> **PROVIDED MATERIAL**

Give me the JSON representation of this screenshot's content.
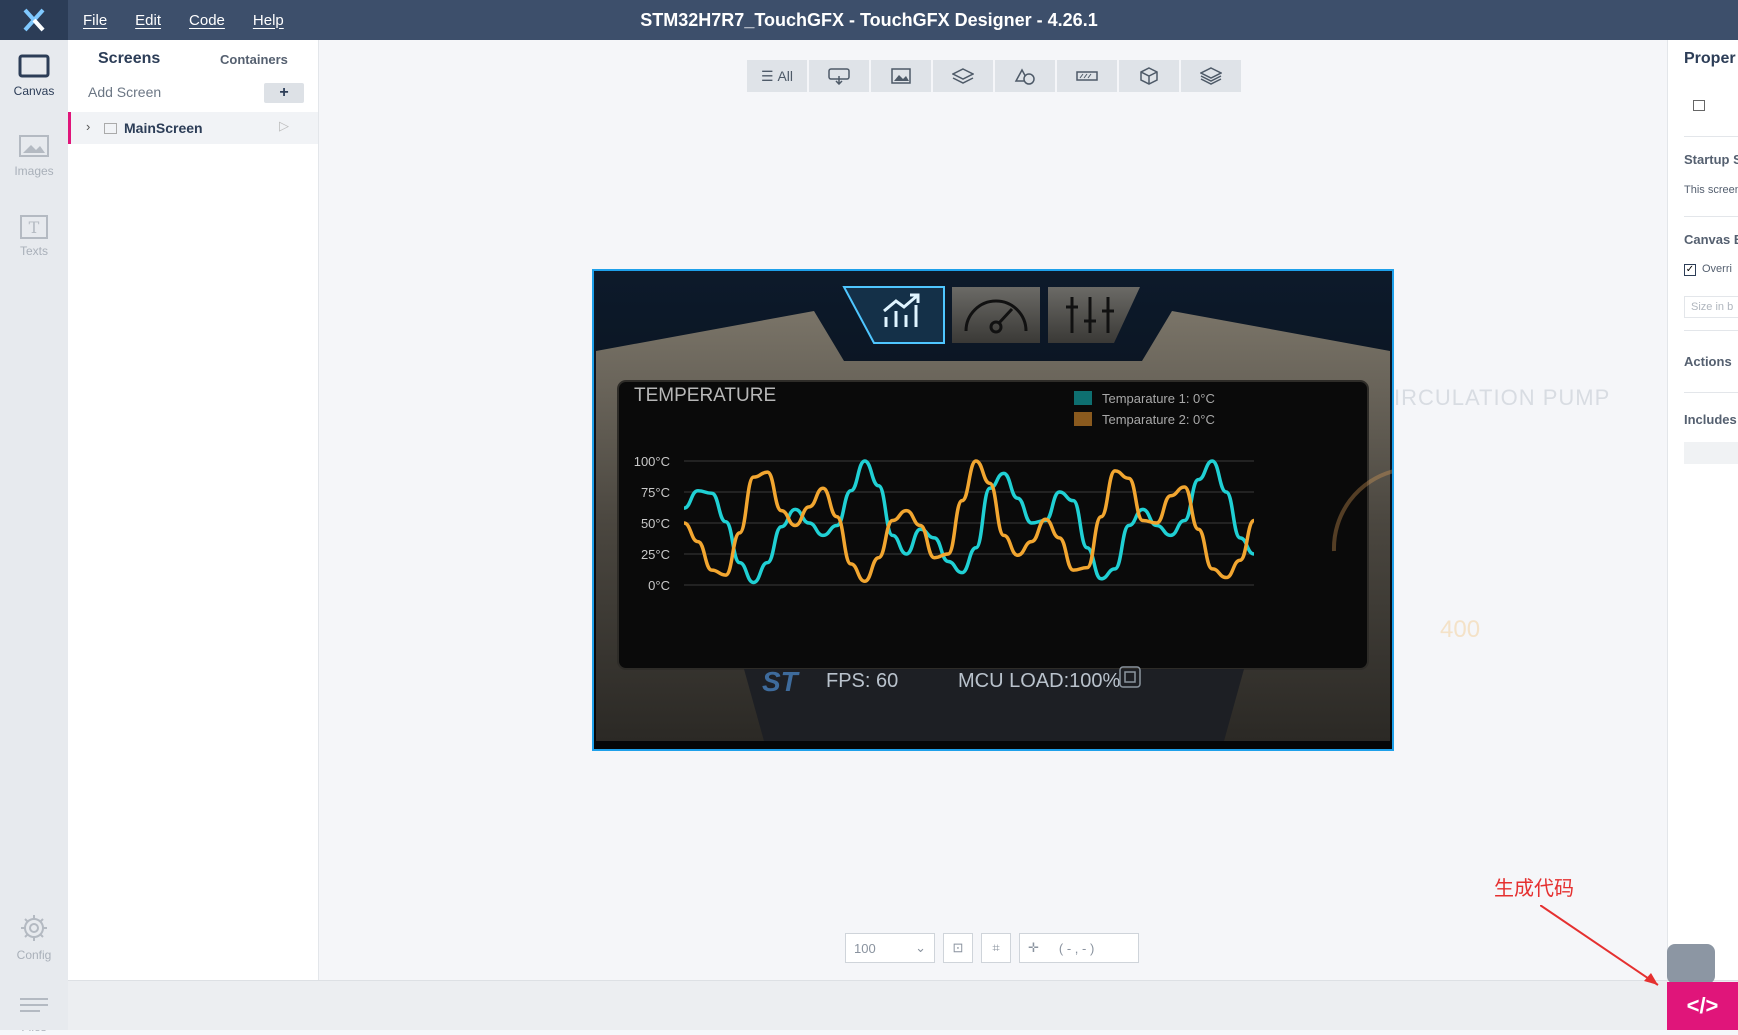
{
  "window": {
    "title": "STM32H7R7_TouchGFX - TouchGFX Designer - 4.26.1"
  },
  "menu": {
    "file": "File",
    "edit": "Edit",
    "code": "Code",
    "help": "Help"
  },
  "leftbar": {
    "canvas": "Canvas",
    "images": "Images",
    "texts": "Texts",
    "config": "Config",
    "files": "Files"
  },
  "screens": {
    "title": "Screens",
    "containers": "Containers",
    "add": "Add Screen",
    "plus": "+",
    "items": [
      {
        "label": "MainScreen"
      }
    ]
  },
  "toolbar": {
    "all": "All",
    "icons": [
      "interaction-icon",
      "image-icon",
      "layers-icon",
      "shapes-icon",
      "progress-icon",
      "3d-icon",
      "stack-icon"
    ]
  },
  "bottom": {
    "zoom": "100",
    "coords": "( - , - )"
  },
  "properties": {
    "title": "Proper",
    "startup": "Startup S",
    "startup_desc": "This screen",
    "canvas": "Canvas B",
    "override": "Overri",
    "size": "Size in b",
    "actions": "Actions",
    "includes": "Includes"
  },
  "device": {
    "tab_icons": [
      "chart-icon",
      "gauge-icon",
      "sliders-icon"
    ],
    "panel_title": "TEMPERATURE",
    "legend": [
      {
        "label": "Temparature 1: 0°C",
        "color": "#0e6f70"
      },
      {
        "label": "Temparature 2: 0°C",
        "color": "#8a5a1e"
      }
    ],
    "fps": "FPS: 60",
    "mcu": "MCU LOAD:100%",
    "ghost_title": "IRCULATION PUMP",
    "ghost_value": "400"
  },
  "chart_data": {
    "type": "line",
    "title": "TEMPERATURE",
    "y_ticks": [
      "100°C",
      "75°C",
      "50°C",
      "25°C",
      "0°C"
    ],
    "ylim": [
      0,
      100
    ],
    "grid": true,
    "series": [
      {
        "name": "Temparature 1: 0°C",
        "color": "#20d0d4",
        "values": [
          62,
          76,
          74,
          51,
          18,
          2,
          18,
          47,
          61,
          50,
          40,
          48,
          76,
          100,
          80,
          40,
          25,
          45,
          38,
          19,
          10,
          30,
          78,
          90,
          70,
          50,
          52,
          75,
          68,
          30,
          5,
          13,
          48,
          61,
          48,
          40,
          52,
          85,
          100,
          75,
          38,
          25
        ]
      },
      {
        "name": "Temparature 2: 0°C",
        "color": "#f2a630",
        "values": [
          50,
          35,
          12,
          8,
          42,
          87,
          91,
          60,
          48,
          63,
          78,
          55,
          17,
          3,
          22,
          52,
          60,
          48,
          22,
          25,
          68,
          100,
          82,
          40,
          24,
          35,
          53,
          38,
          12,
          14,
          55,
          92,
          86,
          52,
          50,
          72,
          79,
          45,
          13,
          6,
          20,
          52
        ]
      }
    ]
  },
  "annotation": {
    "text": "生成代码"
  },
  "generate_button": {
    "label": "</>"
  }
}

> **WORK TO BE COMPLETED**
Word for word, quote the full listing, omitting every picture.

> **CORRECT OUTPUT**
Give me the JSON representation of this screenshot's content.
{
  "window": {
    "title": "STM32H7R7_TouchGFX - TouchGFX Designer - 4.26.1"
  },
  "menu": {
    "file": "File",
    "edit": "Edit",
    "code": "Code",
    "help": "Help"
  },
  "leftbar": {
    "canvas": "Canvas",
    "images": "Images",
    "texts": "Texts",
    "config": "Config",
    "files": "Files"
  },
  "screens": {
    "title": "Screens",
    "containers": "Containers",
    "add": "Add Screen",
    "plus": "+",
    "items": [
      {
        "label": "MainScreen"
      }
    ]
  },
  "toolbar": {
    "all": "All",
    "icons": [
      "interaction-icon",
      "image-icon",
      "layers-icon",
      "shapes-icon",
      "progress-icon",
      "3d-icon",
      "stack-icon"
    ]
  },
  "bottom": {
    "zoom": "100",
    "coords": "( - , - )"
  },
  "properties": {
    "title": "Proper",
    "startup": "Startup S",
    "startup_desc": "This screen",
    "canvas": "Canvas B",
    "override": "Overri",
    "size": "Size in b",
    "actions": "Actions",
    "includes": "Includes"
  },
  "device": {
    "tab_icons": [
      "chart-icon",
      "gauge-icon",
      "sliders-icon"
    ],
    "panel_title": "TEMPERATURE",
    "legend": [
      {
        "label": "Temparature 1: 0°C",
        "color": "#0e6f70"
      },
      {
        "label": "Temparature 2: 0°C",
        "color": "#8a5a1e"
      }
    ],
    "fps": "FPS: 60",
    "mcu": "MCU LOAD:100%",
    "ghost_title": "IRCULATION PUMP",
    "ghost_value": "400"
  },
  "chart_data": {
    "type": "line",
    "title": "TEMPERATURE",
    "y_ticks": [
      "100°C",
      "75°C",
      "50°C",
      "25°C",
      "0°C"
    ],
    "ylim": [
      0,
      100
    ],
    "grid": true,
    "series": [
      {
        "name": "Temparature 1: 0°C",
        "color": "#20d0d4",
        "values": [
          62,
          76,
          74,
          51,
          18,
          2,
          18,
          47,
          61,
          50,
          40,
          48,
          76,
          100,
          80,
          40,
          25,
          45,
          38,
          19,
          10,
          30,
          78,
          90,
          70,
          50,
          52,
          75,
          68,
          30,
          5,
          13,
          48,
          61,
          48,
          40,
          52,
          85,
          100,
          75,
          38,
          25
        ]
      },
      {
        "name": "Temparature 2: 0°C",
        "color": "#f2a630",
        "values": [
          50,
          35,
          12,
          8,
          42,
          87,
          91,
          60,
          48,
          63,
          78,
          55,
          17,
          3,
          22,
          52,
          60,
          48,
          22,
          25,
          68,
          100,
          82,
          40,
          24,
          35,
          53,
          38,
          12,
          14,
          55,
          92,
          86,
          52,
          50,
          72,
          79,
          45,
          13,
          6,
          20,
          52
        ]
      }
    ]
  },
  "annotation": {
    "text": "生成代码"
  },
  "generate_button": {
    "label": "</>"
  }
}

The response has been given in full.